--- TASK MATERIAL ---

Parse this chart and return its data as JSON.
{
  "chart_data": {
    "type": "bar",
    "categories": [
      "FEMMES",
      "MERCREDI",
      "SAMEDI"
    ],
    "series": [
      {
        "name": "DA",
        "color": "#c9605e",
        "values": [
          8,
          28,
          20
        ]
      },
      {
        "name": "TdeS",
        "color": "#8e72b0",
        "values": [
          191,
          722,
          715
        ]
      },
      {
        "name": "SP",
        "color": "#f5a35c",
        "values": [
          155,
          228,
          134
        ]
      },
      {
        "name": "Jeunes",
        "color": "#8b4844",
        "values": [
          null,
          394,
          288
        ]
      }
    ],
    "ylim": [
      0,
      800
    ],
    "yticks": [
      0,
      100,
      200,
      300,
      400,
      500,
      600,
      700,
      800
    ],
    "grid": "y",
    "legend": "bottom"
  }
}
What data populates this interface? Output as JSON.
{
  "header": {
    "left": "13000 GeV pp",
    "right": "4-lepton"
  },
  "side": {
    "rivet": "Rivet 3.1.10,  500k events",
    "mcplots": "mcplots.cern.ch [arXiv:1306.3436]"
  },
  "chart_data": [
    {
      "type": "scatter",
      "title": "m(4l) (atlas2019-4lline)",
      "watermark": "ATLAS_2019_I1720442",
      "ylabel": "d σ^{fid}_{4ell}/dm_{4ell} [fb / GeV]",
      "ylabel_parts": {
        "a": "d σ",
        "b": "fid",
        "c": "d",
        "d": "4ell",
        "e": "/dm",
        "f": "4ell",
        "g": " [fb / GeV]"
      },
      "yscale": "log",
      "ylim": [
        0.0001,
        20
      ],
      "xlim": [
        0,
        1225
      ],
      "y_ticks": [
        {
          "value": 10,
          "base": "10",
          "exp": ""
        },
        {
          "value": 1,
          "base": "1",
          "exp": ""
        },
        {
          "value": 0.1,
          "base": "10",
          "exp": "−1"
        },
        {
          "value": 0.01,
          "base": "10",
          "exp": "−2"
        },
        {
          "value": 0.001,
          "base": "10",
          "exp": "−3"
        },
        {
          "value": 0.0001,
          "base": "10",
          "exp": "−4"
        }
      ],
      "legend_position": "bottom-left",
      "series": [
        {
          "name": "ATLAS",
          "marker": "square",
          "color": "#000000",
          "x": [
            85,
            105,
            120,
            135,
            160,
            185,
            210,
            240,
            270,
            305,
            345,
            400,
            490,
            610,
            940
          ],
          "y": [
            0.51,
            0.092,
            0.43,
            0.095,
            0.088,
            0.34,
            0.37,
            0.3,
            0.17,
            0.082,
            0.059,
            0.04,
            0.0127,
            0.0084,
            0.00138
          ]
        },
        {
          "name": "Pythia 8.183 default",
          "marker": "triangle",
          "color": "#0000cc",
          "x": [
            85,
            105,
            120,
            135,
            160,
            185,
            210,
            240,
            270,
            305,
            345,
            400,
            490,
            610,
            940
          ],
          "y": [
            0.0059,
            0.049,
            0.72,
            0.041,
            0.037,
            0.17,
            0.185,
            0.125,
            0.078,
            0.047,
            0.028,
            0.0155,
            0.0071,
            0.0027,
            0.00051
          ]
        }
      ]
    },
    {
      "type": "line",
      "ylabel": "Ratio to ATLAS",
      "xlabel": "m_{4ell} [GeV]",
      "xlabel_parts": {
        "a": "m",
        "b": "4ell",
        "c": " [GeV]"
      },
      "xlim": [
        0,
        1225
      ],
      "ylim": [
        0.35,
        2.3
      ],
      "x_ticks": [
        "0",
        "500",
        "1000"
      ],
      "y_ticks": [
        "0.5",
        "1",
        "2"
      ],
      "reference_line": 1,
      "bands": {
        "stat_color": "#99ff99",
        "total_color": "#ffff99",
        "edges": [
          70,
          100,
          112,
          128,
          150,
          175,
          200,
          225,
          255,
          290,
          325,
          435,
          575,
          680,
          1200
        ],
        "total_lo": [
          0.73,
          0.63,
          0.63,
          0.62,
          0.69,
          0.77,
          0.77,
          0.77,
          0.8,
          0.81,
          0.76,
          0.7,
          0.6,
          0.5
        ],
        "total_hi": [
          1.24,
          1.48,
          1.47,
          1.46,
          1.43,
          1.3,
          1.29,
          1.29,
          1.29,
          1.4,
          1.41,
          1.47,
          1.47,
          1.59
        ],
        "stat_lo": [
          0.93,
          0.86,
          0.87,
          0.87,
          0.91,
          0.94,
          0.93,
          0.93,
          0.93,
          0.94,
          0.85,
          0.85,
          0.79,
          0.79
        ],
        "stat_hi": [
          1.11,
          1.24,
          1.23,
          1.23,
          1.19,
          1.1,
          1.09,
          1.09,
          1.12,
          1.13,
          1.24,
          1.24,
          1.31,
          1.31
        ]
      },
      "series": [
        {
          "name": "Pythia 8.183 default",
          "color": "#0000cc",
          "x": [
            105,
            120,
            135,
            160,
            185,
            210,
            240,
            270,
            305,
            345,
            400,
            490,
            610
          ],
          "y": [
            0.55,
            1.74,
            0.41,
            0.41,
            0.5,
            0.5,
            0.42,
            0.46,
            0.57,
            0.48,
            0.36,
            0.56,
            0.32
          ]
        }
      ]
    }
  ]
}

---

• STATED TASK:
Quote the entire listing above exactly.

• RESPONSE:
Parse this chart and return its data as JSON.
{
  "chart_data": {
    "type": "bar",
    "categories": [
      "FEMMES",
      "MERCREDI",
      "SAMEDI"
    ],
    "series": [
      {
        "name": "DA",
        "color": "#c9605e",
        "values": [
          8,
          28,
          20
        ]
      },
      {
        "name": "TdeS",
        "color": "#8e72b0",
        "values": [
          191,
          722,
          715
        ]
      },
      {
        "name": "SP",
        "color": "#f5a35c",
        "values": [
          155,
          228,
          134
        ]
      },
      {
        "name": "Jeunes",
        "color": "#8b4844",
        "values": [
          null,
          394,
          288
        ]
      }
    ],
    "ylim": [
      0,
      800
    ],
    "yticks": [
      0,
      100,
      200,
      300,
      400,
      500,
      600,
      700,
      800
    ],
    "grid": "y",
    "legend": "bottom"
  }
}
What data populates this interface? Output as JSON.
{
  "header": {
    "left": "13000 GeV pp",
    "right": "4-lepton"
  },
  "side": {
    "rivet": "Rivet 3.1.10,  500k events",
    "mcplots": "mcplots.cern.ch [arXiv:1306.3436]"
  },
  "chart_data": [
    {
      "type": "scatter",
      "title": "m(4l) (atlas2019-4lline)",
      "watermark": "ATLAS_2019_I1720442",
      "ylabel": "d σ^{fid}_{4ell}/dm_{4ell} [fb / GeV]",
      "ylabel_parts": {
        "a": "d σ",
        "b": "fid",
        "c": "d",
        "d": "4ell",
        "e": "/dm",
        "f": "4ell",
        "g": " [fb / GeV]"
      },
      "yscale": "log",
      "ylim": [
        0.0001,
        20
      ],
      "xlim": [
        0,
        1225
      ],
      "y_ticks": [
        {
          "value": 10,
          "base": "10",
          "exp": ""
        },
        {
          "value": 1,
          "base": "1",
          "exp": ""
        },
        {
          "value": 0.1,
          "base": "10",
          "exp": "−1"
        },
        {
          "value": 0.01,
          "base": "10",
          "exp": "−2"
        },
        {
          "value": 0.001,
          "base": "10",
          "exp": "−3"
        },
        {
          "value": 0.0001,
          "base": "10",
          "exp": "−4"
        }
      ],
      "legend_position": "bottom-left",
      "series": [
        {
          "name": "ATLAS",
          "marker": "square",
          "color": "#000000",
          "x": [
            85,
            105,
            120,
            135,
            160,
            185,
            210,
            240,
            270,
            305,
            345,
            400,
            490,
            610,
            940
          ],
          "y": [
            0.51,
            0.092,
            0.43,
            0.095,
            0.088,
            0.34,
            0.37,
            0.3,
            0.17,
            0.082,
            0.059,
            0.04,
            0.0127,
            0.0084,
            0.00138
          ]
        },
        {
          "name": "Pythia 8.183 default",
          "marker": "triangle",
          "color": "#0000cc",
          "x": [
            85,
            105,
            120,
            135,
            160,
            185,
            210,
            240,
            270,
            305,
            345,
            400,
            490,
            610,
            940
          ],
          "y": [
            0.0059,
            0.049,
            0.72,
            0.041,
            0.037,
            0.17,
            0.185,
            0.125,
            0.078,
            0.047,
            0.028,
            0.0155,
            0.0071,
            0.0027,
            0.00051
          ]
        }
      ]
    },
    {
      "type": "line",
      "ylabel": "Ratio to ATLAS",
      "xlabel": "m_{4ell} [GeV]",
      "xlabel_parts": {
        "a": "m",
        "b": "4ell",
        "c": " [GeV]"
      },
      "xlim": [
        0,
        1225
      ],
      "ylim": [
        0.35,
        2.3
      ],
      "x_ticks": [
        "0",
        "500",
        "1000"
      ],
      "y_ticks": [
        "0.5",
        "1",
        "2"
      ],
      "reference_line": 1,
      "bands": {
        "stat_color": "#99ff99",
        "total_color": "#ffff99",
        "edges": [
          70,
          100,
          112,
          128,
          150,
          175,
          200,
          225,
          255,
          290,
          325,
          435,
          575,
          680,
          1200
        ],
        "total_lo": [
          0.73,
          0.63,
          0.63,
          0.62,
          0.69,
          0.77,
          0.77,
          0.77,
          0.8,
          0.81,
          0.76,
          0.7,
          0.6,
          0.5
        ],
        "total_hi": [
          1.24,
          1.48,
          1.47,
          1.46,
          1.43,
          1.3,
          1.29,
          1.29,
          1.29,
          1.4,
          1.41,
          1.47,
          1.47,
          1.59
        ],
        "stat_lo": [
          0.93,
          0.86,
          0.87,
          0.87,
          0.91,
          0.94,
          0.93,
          0.93,
          0.93,
          0.94,
          0.85,
          0.85,
          0.79,
          0.79
        ],
        "stat_hi": [
          1.11,
          1.24,
          1.23,
          1.23,
          1.19,
          1.1,
          1.09,
          1.09,
          1.12,
          1.13,
          1.24,
          1.24,
          1.31,
          1.31
        ]
      },
      "series": [
        {
          "name": "Pythia 8.183 default",
          "color": "#0000cc",
          "x": [
            105,
            120,
            135,
            160,
            185,
            210,
            240,
            270,
            305,
            345,
            400,
            490,
            610
          ],
          "y": [
            0.55,
            1.74,
            0.41,
            0.41,
            0.5,
            0.5,
            0.42,
            0.46,
            0.57,
            0.48,
            0.36,
            0.56,
            0.32
          ]
        }
      ]
    }
  ]
}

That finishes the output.